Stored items
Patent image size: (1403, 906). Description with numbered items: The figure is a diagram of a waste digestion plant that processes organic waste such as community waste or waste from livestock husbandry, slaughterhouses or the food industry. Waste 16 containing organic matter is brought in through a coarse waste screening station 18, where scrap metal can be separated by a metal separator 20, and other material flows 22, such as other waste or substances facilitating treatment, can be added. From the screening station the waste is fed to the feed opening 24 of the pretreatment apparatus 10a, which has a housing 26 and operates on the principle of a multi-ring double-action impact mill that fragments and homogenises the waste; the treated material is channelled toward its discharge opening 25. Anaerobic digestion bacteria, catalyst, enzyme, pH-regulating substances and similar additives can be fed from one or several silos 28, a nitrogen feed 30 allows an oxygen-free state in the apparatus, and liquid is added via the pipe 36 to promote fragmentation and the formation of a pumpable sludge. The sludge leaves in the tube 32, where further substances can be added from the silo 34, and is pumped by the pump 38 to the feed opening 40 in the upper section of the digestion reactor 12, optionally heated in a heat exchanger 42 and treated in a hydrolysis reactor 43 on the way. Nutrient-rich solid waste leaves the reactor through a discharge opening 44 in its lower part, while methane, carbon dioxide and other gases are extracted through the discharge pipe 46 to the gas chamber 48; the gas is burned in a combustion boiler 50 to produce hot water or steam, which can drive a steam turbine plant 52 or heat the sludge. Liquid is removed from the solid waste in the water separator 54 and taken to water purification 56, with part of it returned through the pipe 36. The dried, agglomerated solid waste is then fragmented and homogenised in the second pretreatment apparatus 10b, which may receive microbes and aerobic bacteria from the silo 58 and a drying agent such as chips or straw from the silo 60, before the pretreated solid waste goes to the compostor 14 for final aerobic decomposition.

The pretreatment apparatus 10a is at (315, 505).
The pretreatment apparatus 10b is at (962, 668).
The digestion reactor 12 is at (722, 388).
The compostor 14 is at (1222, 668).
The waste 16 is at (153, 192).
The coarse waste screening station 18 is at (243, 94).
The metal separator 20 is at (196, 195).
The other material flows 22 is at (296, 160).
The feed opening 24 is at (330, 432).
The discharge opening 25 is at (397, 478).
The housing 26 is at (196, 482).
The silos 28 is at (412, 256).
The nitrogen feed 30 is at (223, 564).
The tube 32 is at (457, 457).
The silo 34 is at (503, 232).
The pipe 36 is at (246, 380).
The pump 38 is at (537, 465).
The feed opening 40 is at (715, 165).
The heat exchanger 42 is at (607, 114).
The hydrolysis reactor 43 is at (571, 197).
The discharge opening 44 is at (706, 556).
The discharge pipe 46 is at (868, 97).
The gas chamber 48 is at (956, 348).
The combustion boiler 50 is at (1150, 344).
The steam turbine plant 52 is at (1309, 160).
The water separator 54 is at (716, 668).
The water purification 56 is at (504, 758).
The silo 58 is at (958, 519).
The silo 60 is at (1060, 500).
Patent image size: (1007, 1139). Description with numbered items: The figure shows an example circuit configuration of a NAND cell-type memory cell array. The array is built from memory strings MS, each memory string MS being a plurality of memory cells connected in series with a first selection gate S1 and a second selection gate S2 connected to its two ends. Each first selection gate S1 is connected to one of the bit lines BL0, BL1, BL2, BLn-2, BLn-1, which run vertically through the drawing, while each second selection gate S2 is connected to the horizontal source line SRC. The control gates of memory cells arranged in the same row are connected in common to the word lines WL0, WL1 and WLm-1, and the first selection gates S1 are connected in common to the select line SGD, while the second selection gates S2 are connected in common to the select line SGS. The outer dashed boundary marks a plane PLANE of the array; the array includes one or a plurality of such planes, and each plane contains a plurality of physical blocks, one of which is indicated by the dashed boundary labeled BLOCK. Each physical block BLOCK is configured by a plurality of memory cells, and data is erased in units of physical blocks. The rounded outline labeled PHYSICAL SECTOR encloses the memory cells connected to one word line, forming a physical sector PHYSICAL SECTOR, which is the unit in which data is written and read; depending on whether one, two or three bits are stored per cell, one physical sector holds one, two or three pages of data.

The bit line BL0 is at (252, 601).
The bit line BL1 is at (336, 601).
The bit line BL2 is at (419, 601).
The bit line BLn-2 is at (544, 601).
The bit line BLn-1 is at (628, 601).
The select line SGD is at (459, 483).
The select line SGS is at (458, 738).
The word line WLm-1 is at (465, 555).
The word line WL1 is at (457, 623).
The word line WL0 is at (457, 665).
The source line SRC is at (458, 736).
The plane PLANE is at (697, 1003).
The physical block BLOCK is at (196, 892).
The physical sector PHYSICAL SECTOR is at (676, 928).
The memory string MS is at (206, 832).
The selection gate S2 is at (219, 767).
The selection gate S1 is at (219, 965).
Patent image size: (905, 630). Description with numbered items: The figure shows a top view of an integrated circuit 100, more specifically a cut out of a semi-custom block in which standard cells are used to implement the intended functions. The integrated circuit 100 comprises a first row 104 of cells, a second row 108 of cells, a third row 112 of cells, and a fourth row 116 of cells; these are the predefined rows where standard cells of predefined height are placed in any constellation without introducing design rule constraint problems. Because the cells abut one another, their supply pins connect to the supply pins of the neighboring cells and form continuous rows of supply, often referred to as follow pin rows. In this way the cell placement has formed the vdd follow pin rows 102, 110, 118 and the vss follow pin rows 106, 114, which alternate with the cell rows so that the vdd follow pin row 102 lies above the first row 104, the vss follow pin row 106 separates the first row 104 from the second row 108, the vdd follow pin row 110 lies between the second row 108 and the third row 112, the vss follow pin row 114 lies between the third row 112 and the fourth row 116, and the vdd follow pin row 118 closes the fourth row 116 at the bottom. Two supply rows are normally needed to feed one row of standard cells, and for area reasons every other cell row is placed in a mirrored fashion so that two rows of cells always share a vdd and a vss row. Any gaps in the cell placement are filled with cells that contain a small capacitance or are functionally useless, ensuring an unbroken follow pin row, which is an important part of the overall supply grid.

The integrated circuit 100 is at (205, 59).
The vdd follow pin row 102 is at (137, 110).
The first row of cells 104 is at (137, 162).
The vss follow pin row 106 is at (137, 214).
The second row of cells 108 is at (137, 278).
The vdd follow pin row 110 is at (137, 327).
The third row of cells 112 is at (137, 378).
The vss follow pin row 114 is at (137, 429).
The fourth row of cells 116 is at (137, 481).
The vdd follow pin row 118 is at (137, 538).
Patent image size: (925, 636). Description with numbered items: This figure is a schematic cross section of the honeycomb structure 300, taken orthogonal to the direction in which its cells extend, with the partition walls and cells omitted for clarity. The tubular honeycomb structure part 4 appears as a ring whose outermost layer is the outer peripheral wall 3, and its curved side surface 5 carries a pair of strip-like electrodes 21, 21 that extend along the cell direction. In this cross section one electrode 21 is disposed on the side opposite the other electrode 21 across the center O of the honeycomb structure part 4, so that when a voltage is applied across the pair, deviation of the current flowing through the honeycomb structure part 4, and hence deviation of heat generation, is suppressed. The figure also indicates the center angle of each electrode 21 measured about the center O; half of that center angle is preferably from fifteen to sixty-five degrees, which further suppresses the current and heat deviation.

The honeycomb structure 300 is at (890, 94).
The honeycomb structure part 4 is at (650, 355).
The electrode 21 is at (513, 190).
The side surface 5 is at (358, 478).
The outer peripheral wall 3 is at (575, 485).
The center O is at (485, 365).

== PROBLEM DETAILS ==
Print all of the data exactly as it stands above.

== OUTPUT ==
Patent image size: (1403, 906). Description with numbered items: The figure is a diagram of a waste digestion plant that processes organic waste such as community waste or waste from livestock husbandry, slaughterhouses or the food industry. Waste 16 containing organic matter is brought in through a coarse waste screening station 18, where scrap metal can be separated by a metal separator 20, and other material flows 22, such as other waste or substances facilitating treatment, can be added. From the screening station the waste is fed to the feed opening 24 of the pretreatment apparatus 10a, which has a housing 26 and operates on the principle of a multi-ring double-action impact mill that fragments and homogenises the waste; the treated material is channelled toward its discharge opening 25. Anaerobic digestion bacteria, catalyst, enzyme, pH-regulating substances and similar additives can be fed from one or several silos 28, a nitrogen feed 30 allows an oxygen-free state in the apparatus, and liquid is added via the pipe 36 to promote fragmentation and the formation of a pumpable sludge. The sludge leaves in the tube 32, where further substances can be added from the silo 34, and is pumped by the pump 38 to the feed opening 40 in the upper section of the digestion reactor 12, optionally heated in a heat exchanger 42 and treated in a hydrolysis reactor 43 on the way. Nutrient-rich solid waste leaves the reactor through a discharge opening 44 in its lower part, while methane, carbon dioxide and other gases are extracted through the discharge pipe 46 to the gas chamber 48; the gas is burned in a combustion boiler 50 to produce hot water or steam, which can drive a steam turbine plant 52 or heat the sludge. Liquid is removed from the solid waste in the water separator 54 and taken to water purification 56, with part of it returned through the pipe 36. The dried, agglomerated solid waste is then fragmented and homogenised in the second pretreatment apparatus 10b, which may receive microbes and aerobic bacteria from the silo 58 and a drying agent such as chips or straw from the silo 60, before the pretreated solid waste goes to the compostor 14 for final aerobic decomposition.

The pretreatment apparatus 10a is at (315, 505).
The pretreatment apparatus 10b is at (962, 668).
The digestion reactor 12 is at (722, 388).
The compostor 14 is at (1222, 668).
The waste 16 is at (153, 192).
The coarse waste screening station 18 is at (243, 94).
The metal separator 20 is at (196, 195).
The other material flows 22 is at (296, 160).
The feed opening 24 is at (330, 432).
The discharge opening 25 is at (397, 478).
The housing 26 is at (196, 482).
The silos 28 is at (412, 256).
The nitrogen feed 30 is at (223, 564).
The tube 32 is at (457, 457).
The silo 34 is at (503, 232).
The pipe 36 is at (246, 380).
The pump 38 is at (537, 465).
The feed opening 40 is at (715, 165).
The heat exchanger 42 is at (607, 114).
The hydrolysis reactor 43 is at (571, 197).
The discharge opening 44 is at (706, 556).
The discharge pipe 46 is at (868, 97).
The gas chamber 48 is at (956, 348).
The combustion boiler 50 is at (1150, 344).
The steam turbine plant 52 is at (1309, 160).
The water separator 54 is at (716, 668).
The water purification 56 is at (504, 758).
The silo 58 is at (958, 519).
The silo 60 is at (1060, 500).
Patent image size: (1007, 1139). Description with numbered items: The figure shows an example circuit configuration of a NAND cell-type memory cell array. The array is built from memory strings MS, each memory string MS being a plurality of memory cells connected in series with a first selection gate S1 and a second selection gate S2 connected to its two ends. Each first selection gate S1 is connected to one of the bit lines BL0, BL1, BL2, BLn-2, BLn-1, which run vertically through the drawing, while each second selection gate S2 is connected to the horizontal source line SRC. The control gates of memory cells arranged in the same row are connected in common to the word lines WL0, WL1 and WLm-1, and the first selection gates S1 are connected in common to the select line SGD, while the second selection gates S2 are connected in common to the select line SGS. The outer dashed boundary marks a plane PLANE of the array; the array includes one or a plurality of such planes, and each plane contains a plurality of physical blocks, one of which is indicated by the dashed boundary labeled BLOCK. Each physical block BLOCK is configured by a plurality of memory cells, and data is erased in units of physical blocks. The rounded outline labeled PHYSICAL SECTOR encloses the memory cells connected to one word line, forming a physical sector PHYSICAL SECTOR, which is the unit in which data is written and read; depending on whether one, two or three bits are stored per cell, one physical sector holds one, two or three pages of data.

The bit line BL0 is at (252, 601).
The bit line BL1 is at (336, 601).
The bit line BL2 is at (419, 601).
The bit line BLn-2 is at (544, 601).
The bit line BLn-1 is at (628, 601).
The select line SGD is at (459, 483).
The select line SGS is at (458, 738).
The word line WLm-1 is at (465, 555).
The word line WL1 is at (457, 623).
The word line WL0 is at (457, 665).
The source line SRC is at (458, 736).
The plane PLANE is at (697, 1003).
The physical block BLOCK is at (196, 892).
The physical sector PHYSICAL SECTOR is at (676, 928).
The memory string MS is at (206, 832).
The selection gate S2 is at (219, 767).
The selection gate S1 is at (219, 965).
Patent image size: (905, 630). Description with numbered items: The figure shows a top view of an integrated circuit 100, more specifically a cut out of a semi-custom block in which standard cells are used to implement the intended functions. The integrated circuit 100 comprises a first row 104 of cells, a second row 108 of cells, a third row 112 of cells, and a fourth row 116 of cells; these are the predefined rows where standard cells of predefined height are placed in any constellation without introducing design rule constraint problems. Because the cells abut one another, their supply pins connect to the supply pins of the neighboring cells and form continuous rows of supply, often referred to as follow pin rows. In this way the cell placement has formed the vdd follow pin rows 102, 110, 118 and the vss follow pin rows 106, 114, which alternate with the cell rows so that the vdd follow pin row 102 lies above the first row 104, the vss follow pin row 106 separates the first row 104 from the second row 108, the vdd follow pin row 110 lies between the second row 108 and the third row 112, the vss follow pin row 114 lies between the third row 112 and the fourth row 116, and the vdd follow pin row 118 closes the fourth row 116 at the bottom. Two supply rows are normally needed to feed one row of standard cells, and for area reasons every other cell row is placed in a mirrored fashion so that two rows of cells always share a vdd and a vss row. Any gaps in the cell placement are filled with cells that contain a small capacitance or are functionally useless, ensuring an unbroken follow pin row, which is an important part of the overall supply grid.

The integrated circuit 100 is at (205, 59).
The vdd follow pin row 102 is at (137, 110).
The first row of cells 104 is at (137, 162).
The vss follow pin row 106 is at (137, 214).
The second row of cells 108 is at (137, 278).
The vdd follow pin row 110 is at (137, 327).
The third row of cells 112 is at (137, 378).
The vss follow pin row 114 is at (137, 429).
The fourth row of cells 116 is at (137, 481).
The vdd follow pin row 118 is at (137, 538).
Patent image size: (925, 636). Description with numbered items: This figure is a schematic cross section of the honeycomb structure 300, taken orthogonal to the direction in which its cells extend, with the partition walls and cells omitted for clarity. The tubular honeycomb structure part 4 appears as a ring whose outermost layer is the outer peripheral wall 3, and its curved side surface 5 carries a pair of strip-like electrodes 21, 21 that extend along the cell direction. In this cross section one electrode 21 is disposed on the side opposite the other electrode 21 across the center O of the honeycomb structure part 4, so that when a voltage is applied across the pair, deviation of the current flowing through the honeycomb structure part 4, and hence deviation of heat generation, is suppressed. The figure also indicates the center angle of each electrode 21 measured about the center O; half of that center angle is preferably from fifteen to sixty-five degrees, which further suppresses the current and heat deviation.

The honeycomb structure 300 is at (890, 94).
The honeycomb structure part 4 is at (650, 355).
The electrode 21 is at (513, 190).
The side surface 5 is at (358, 478).
The outer peripheral wall 3 is at (575, 485).
The center O is at (485, 365).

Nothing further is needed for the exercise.